→ What to do: Copy out all lines where "JSON" appears.
##############################
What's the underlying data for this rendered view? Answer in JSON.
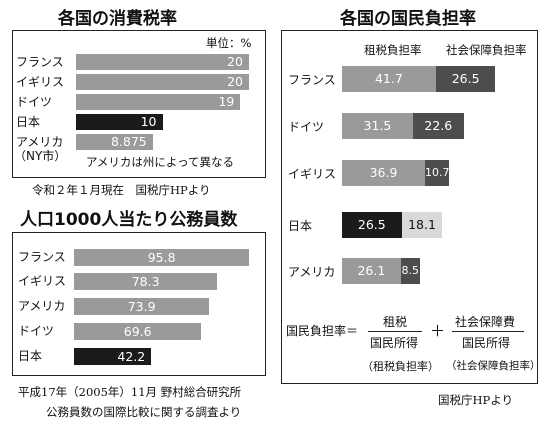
{
  "chart_data": [
    {
      "type": "bar",
      "orientation": "horizontal",
      "title": "各国の消費税率",
      "unit_label": "単位：%",
      "categories": [
        "フランス",
        "イギリス",
        "ドイツ",
        "日本",
        "アメリカ"
      ],
      "category_sublabels": [
        "",
        "",
        "",
        "",
        "（NY市）"
      ],
      "values": [
        20,
        20,
        19,
        10,
        8.875
      ],
      "value_labels": [
        "20",
        "20",
        "19",
        "10",
        "8.875"
      ],
      "xlim": [
        0,
        20
      ],
      "highlight": "日本",
      "annotation": "アメリカは州によって異なる",
      "source": "令和２年１月現在　国税庁HPより"
    },
    {
      "type": "bar",
      "orientation": "horizontal",
      "title": "人口1000人当たり公務員数",
      "categories": [
        "フランス",
        "イギリス",
        "アメリカ",
        "ドイツ",
        "日本"
      ],
      "values": [
        95.8,
        78.3,
        73.9,
        69.6,
        42.2
      ],
      "value_labels": [
        "95.8",
        "78.3",
        "73.9",
        "69.6",
        "42.2"
      ],
      "xlim": [
        0,
        100
      ],
      "highlight": "日本",
      "source_lines": [
        "平成17年（2005年）11月 野村総合研究所",
        "公務員数の国際比較に関する調査より"
      ]
    },
    {
      "type": "bar",
      "orientation": "horizontal",
      "stacked": true,
      "title": "各国の国民負担率",
      "categories": [
        "フランス",
        "ドイツ",
        "イギリス",
        "日本",
        "アメリカ"
      ],
      "series": [
        {
          "name": "租税負担率",
          "values": [
            41.7,
            31.5,
            36.9,
            26.5,
            26.1
          ],
          "labels": [
            "41.7",
            "31.5",
            "36.9",
            "26.5",
            "26.1"
          ]
        },
        {
          "name": "社会保障負担率",
          "values": [
            26.5,
            22.6,
            10.7,
            18.1,
            8.5
          ],
          "labels": [
            "26.5",
            "22.6",
            "10.7",
            "18.1",
            "8.5"
          ]
        }
      ],
      "highlight": "日本",
      "formula": {
        "lhs": "国民負担率＝",
        "term1_num": "租税",
        "term1_den": "国民所得",
        "term1_note": "（租税負担率）",
        "plus": "＋",
        "term2_num": "社会保障費",
        "term2_den": "国民所得",
        "term2_note": "（社会保障負担率）"
      },
      "source": "国税庁HPより"
    }
  ],
  "colors": {
    "bar": "#9a9a9a",
    "highlight": "#1b1b1b",
    "social_dark": "#4d4d4d",
    "japan_social": "#d9d9d9"
  }
}
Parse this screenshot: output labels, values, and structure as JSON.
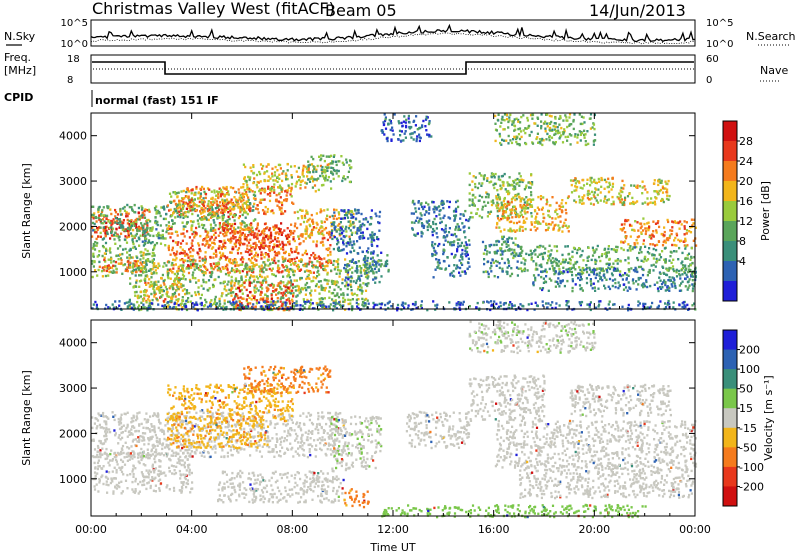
{
  "header": {
    "site": "Christmas Valley West (fitACF)",
    "beam": "Beam 05",
    "date": "14/Jun/2013"
  },
  "summary_panels": {
    "nsky_label": "N.Sky",
    "nsearch_label": "N.Search",
    "freq_label_1": "Freq.",
    "freq_label_2": "[MHz]",
    "nave_label": "Nave",
    "cpid_label": "CPID",
    "cpid_text": "normal (fast) 151 IF",
    "noise_ticks": [
      "10^5",
      "10^0"
    ],
    "freq_ticks": [
      "18",
      "8"
    ],
    "nave_ticks": [
      "60",
      "0"
    ]
  },
  "chart_data": [
    {
      "type": "heatmap",
      "title": "",
      "xlabel": "",
      "ylabel": "Slant Range [km]",
      "xlim": [
        0,
        24
      ],
      "ylim": [
        180,
        4500
      ],
      "x_ticks": [
        "00:00",
        "04:00",
        "08:00",
        "12:00",
        "16:00",
        "20:00",
        "00:00"
      ],
      "y_ticks": [
        "1000",
        "2000",
        "3000",
        "4000"
      ],
      "colorbar": {
        "label": "Power [dB]",
        "ticks": [
          "4",
          "8",
          "12",
          "16",
          "20",
          "24",
          "28"
        ],
        "colors": [
          "#1f1fd8",
          "#2d62b3",
          "#3a8f7a",
          "#5aa55a",
          "#9acb3c",
          "#f2b51a",
          "#f57b1d",
          "#e8381c",
          "#d01010"
        ]
      },
      "regions": [
        {
          "t0": 0.0,
          "t1": 2.3,
          "r0": 1750,
          "r1": 2400,
          "p": 25
        },
        {
          "t0": 0.2,
          "t1": 2.1,
          "r0": 1950,
          "r1": 2200,
          "p": 27
        },
        {
          "t0": 0.0,
          "t1": 3.0,
          "r0": 1500,
          "r1": 2500,
          "p": 12
        },
        {
          "t0": 0.0,
          "t1": 2.5,
          "r0": 900,
          "r1": 1500,
          "p": 14
        },
        {
          "t0": 0.3,
          "t1": 2.0,
          "r0": 1000,
          "r1": 1300,
          "p": 23
        },
        {
          "t0": 2.0,
          "t1": 3.6,
          "r0": 350,
          "r1": 900,
          "p": 21
        },
        {
          "t0": 3.0,
          "t1": 6.0,
          "r0": 2200,
          "r1": 2600,
          "p": 24
        },
        {
          "t0": 3.0,
          "t1": 6.5,
          "r0": 1900,
          "r1": 2800,
          "p": 14
        },
        {
          "t0": 3.5,
          "t1": 8.0,
          "r0": 2300,
          "r1": 2900,
          "p": 22
        },
        {
          "t0": 6.0,
          "t1": 9.5,
          "r0": 2800,
          "r1": 3400,
          "p": 18
        },
        {
          "t0": 8.5,
          "t1": 10.3,
          "r0": 3000,
          "r1": 3600,
          "p": 12
        },
        {
          "t0": 3.0,
          "t1": 9.5,
          "r0": 1000,
          "r1": 2000,
          "p": 24
        },
        {
          "t0": 5.0,
          "t1": 8.0,
          "r0": 1500,
          "r1": 2100,
          "p": 25
        },
        {
          "t0": 8.0,
          "t1": 10.5,
          "r0": 1800,
          "r1": 2400,
          "p": 20
        },
        {
          "t0": 1.5,
          "t1": 11.0,
          "r0": 180,
          "r1": 1300,
          "p": 15
        },
        {
          "t0": 5.5,
          "t1": 8.0,
          "r0": 180,
          "r1": 800,
          "p": 25
        },
        {
          "t0": 9.5,
          "t1": 11.5,
          "r0": 1400,
          "r1": 2400,
          "p": 6
        },
        {
          "t0": 10.0,
          "t1": 11.5,
          "r0": 700,
          "r1": 1300,
          "p": 8
        },
        {
          "t0": 10.8,
          "t1": 11.8,
          "r0": 1000,
          "r1": 1400,
          "p": 10
        },
        {
          "t0": 11.5,
          "t1": 13.5,
          "r0": 3900,
          "r1": 4500,
          "p": 6
        },
        {
          "t0": 12.7,
          "t1": 15.0,
          "r0": 1800,
          "r1": 2600,
          "p": 8
        },
        {
          "t0": 13.5,
          "t1": 15.0,
          "r0": 900,
          "r1": 1800,
          "p": 7
        },
        {
          "t0": 15.0,
          "t1": 17.5,
          "r0": 2200,
          "r1": 3200,
          "p": 14
        },
        {
          "t0": 15.5,
          "t1": 17.0,
          "r0": 900,
          "r1": 1800,
          "p": 10
        },
        {
          "t0": 16.0,
          "t1": 19.0,
          "r0": 1900,
          "r1": 2700,
          "p": 20
        },
        {
          "t0": 19.0,
          "t1": 23.0,
          "r0": 2500,
          "r1": 3100,
          "p": 18
        },
        {
          "t0": 21.0,
          "t1": 24.0,
          "r0": 1600,
          "r1": 2200,
          "p": 22
        },
        {
          "t0": 17.0,
          "t1": 24.0,
          "r0": 1000,
          "r1": 1600,
          "p": 12
        },
        {
          "t0": 17.5,
          "t1": 24.0,
          "r0": 600,
          "r1": 1100,
          "p": 8
        },
        {
          "t0": 16.0,
          "t1": 20.0,
          "r0": 3800,
          "r1": 4500,
          "p": 14
        },
        {
          "t0": 0.0,
          "t1": 24.0,
          "r0": 180,
          "r1": 380,
          "p": 6
        }
      ]
    },
    {
      "type": "heatmap",
      "title": "",
      "xlabel": "Time UT",
      "ylabel": "Slant Range [km]",
      "xlim": [
        0,
        24
      ],
      "ylim": [
        180,
        4500
      ],
      "x_ticks": [
        "00:00",
        "04:00",
        "08:00",
        "12:00",
        "16:00",
        "20:00",
        "00:00"
      ],
      "y_ticks": [
        "1000",
        "2000",
        "3000",
        "4000"
      ],
      "colorbar": {
        "label": "Velocity [m s⁻¹]",
        "ticks": [
          "200",
          "100",
          "50",
          "15",
          "-15",
          "-50",
          "-100",
          "-200"
        ],
        "colors": [
          "#1f1fd8",
          "#2d62b3",
          "#3a8f7a",
          "#7ac74a",
          "#c8c8c0",
          "#f2b51a",
          "#f57b1d",
          "#e8381c",
          "#d01010"
        ]
      },
      "regions": [
        {
          "t0": 0.0,
          "t1": 10.0,
          "r0": 1500,
          "r1": 2500,
          "v": 0
        },
        {
          "t0": 0.0,
          "t1": 4.0,
          "r0": 700,
          "r1": 1600,
          "v": 0
        },
        {
          "t0": 3.0,
          "t1": 8.0,
          "r0": 2300,
          "r1": 3100,
          "v": -40
        },
        {
          "t0": 6.0,
          "t1": 9.5,
          "r0": 2900,
          "r1": 3500,
          "v": -60
        },
        {
          "t0": 5.0,
          "t1": 10.0,
          "r0": 500,
          "r1": 1200,
          "v": 0
        },
        {
          "t0": 9.5,
          "t1": 11.5,
          "r0": 1200,
          "r1": 2400,
          "v": 5
        },
        {
          "t0": 10.0,
          "t1": 11.0,
          "r0": 400,
          "r1": 800,
          "v": -60
        },
        {
          "t0": 12.5,
          "t1": 15.0,
          "r0": 1700,
          "r1": 2500,
          "v": 0
        },
        {
          "t0": 15.0,
          "t1": 18.0,
          "r0": 2300,
          "r1": 3300,
          "v": 0
        },
        {
          "t0": 16.0,
          "t1": 24.0,
          "r0": 1200,
          "r1": 2300,
          "v": 0
        },
        {
          "t0": 19.0,
          "t1": 23.0,
          "r0": 2400,
          "r1": 3100,
          "v": 0
        },
        {
          "t0": 17.0,
          "t1": 24.0,
          "r0": 600,
          "r1": 1200,
          "v": 0
        },
        {
          "t0": 3.0,
          "t1": 7.0,
          "r0": 1700,
          "r1": 2400,
          "v": -40
        },
        {
          "t0": 11.5,
          "t1": 22.0,
          "r0": 180,
          "r1": 450,
          "v": 35
        },
        {
          "t0": 15.0,
          "t1": 20.0,
          "r0": 3800,
          "r1": 4500,
          "v": 5
        }
      ]
    }
  ]
}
##############################
→ Response:
What's the underlying data for this rendered view? Answer in JSON.
Parse this screenshot: output labels, values, and structure as JSON.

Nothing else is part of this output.